**AVAILABLE DATA**.

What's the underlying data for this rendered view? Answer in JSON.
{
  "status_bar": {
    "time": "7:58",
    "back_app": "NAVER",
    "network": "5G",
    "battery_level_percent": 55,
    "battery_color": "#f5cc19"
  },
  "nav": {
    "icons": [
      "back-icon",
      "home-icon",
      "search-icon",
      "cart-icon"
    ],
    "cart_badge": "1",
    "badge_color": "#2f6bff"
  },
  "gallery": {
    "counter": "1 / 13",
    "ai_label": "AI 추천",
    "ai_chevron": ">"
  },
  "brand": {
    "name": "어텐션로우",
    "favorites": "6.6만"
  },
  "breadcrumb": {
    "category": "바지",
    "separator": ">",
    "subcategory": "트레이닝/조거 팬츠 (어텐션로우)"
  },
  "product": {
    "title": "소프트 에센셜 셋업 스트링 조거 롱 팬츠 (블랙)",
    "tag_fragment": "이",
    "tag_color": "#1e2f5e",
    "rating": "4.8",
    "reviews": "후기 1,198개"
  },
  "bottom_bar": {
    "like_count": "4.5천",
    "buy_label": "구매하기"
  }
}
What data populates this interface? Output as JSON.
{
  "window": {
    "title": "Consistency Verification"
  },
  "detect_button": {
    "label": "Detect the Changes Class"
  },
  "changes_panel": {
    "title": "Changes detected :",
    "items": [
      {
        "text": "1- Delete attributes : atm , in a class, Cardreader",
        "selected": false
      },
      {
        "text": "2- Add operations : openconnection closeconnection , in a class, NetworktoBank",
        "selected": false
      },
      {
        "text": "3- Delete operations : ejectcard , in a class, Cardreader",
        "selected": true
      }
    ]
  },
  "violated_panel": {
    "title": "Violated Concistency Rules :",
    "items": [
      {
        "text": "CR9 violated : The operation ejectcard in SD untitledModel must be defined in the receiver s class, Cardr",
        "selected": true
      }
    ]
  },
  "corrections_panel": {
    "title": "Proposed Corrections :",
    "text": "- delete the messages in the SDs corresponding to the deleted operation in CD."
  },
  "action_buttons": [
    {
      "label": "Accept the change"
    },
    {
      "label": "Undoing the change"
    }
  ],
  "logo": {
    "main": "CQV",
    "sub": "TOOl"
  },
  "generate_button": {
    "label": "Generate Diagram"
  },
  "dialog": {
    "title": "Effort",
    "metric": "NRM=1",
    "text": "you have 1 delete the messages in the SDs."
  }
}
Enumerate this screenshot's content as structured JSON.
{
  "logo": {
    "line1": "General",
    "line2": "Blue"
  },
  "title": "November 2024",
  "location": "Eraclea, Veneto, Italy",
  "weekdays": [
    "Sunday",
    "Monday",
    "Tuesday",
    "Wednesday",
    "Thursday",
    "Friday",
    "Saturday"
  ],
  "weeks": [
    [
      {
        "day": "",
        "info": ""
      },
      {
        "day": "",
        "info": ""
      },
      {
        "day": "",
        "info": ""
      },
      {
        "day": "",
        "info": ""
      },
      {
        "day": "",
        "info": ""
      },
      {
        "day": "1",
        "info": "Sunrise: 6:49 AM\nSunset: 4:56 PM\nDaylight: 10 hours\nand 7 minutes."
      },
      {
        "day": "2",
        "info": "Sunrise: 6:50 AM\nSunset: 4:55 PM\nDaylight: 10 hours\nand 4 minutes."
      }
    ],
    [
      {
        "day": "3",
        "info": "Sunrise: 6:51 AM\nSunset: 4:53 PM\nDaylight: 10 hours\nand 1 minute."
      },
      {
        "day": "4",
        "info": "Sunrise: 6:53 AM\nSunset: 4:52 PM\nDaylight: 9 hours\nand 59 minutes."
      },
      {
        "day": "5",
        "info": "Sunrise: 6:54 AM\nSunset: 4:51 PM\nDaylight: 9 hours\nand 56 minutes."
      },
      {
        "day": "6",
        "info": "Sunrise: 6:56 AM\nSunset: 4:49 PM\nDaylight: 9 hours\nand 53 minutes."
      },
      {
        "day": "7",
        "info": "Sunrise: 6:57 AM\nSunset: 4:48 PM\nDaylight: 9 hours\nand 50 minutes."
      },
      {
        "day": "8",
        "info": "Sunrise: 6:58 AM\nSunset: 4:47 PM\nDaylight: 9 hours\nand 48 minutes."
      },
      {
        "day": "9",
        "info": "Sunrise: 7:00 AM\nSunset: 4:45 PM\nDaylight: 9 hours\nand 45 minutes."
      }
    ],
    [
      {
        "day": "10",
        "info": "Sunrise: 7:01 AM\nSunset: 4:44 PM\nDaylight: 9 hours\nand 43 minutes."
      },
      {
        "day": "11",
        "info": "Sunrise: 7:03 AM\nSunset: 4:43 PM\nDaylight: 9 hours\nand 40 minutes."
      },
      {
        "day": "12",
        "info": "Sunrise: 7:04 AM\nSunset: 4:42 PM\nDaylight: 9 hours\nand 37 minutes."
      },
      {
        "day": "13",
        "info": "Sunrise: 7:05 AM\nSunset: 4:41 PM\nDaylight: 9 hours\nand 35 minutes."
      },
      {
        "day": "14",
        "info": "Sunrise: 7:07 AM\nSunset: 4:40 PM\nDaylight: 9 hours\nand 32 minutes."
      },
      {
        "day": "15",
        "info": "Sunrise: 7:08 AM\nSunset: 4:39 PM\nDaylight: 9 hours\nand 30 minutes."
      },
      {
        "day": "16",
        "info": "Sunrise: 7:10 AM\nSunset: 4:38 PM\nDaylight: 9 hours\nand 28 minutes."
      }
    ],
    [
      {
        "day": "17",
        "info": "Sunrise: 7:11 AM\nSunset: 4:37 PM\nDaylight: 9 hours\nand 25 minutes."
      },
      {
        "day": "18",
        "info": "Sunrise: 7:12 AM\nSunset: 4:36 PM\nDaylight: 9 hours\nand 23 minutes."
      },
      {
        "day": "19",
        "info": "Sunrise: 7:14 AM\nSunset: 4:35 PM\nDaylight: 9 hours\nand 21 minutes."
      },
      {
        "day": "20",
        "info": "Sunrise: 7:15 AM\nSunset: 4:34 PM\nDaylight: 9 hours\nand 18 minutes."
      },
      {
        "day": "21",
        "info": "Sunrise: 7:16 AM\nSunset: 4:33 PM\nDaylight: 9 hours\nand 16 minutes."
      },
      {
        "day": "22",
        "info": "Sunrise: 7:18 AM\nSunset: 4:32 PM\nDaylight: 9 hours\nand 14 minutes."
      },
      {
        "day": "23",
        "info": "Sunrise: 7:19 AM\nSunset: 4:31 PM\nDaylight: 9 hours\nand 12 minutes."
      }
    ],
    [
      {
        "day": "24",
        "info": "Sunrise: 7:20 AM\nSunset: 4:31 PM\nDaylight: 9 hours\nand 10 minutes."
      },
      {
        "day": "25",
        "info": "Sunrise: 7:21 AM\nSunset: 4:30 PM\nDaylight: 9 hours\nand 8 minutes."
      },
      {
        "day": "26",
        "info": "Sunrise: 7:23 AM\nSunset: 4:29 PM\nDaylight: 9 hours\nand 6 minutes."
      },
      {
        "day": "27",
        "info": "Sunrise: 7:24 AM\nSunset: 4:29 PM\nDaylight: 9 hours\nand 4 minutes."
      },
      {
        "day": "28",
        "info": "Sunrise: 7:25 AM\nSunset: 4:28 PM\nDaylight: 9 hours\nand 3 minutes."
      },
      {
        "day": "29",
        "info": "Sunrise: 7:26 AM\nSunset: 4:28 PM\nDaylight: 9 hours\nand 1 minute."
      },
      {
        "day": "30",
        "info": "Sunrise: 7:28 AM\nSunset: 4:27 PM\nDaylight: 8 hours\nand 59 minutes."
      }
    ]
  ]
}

**YOUR TASK**.
Select every line of the records holding the string "this".

**EXPECTED OUTPUT**.
What's the underlying data for this rendered view? Answer in JSON.
What data populates this interface? Output as JSON.
Enumerate this screenshot's content as structured JSON.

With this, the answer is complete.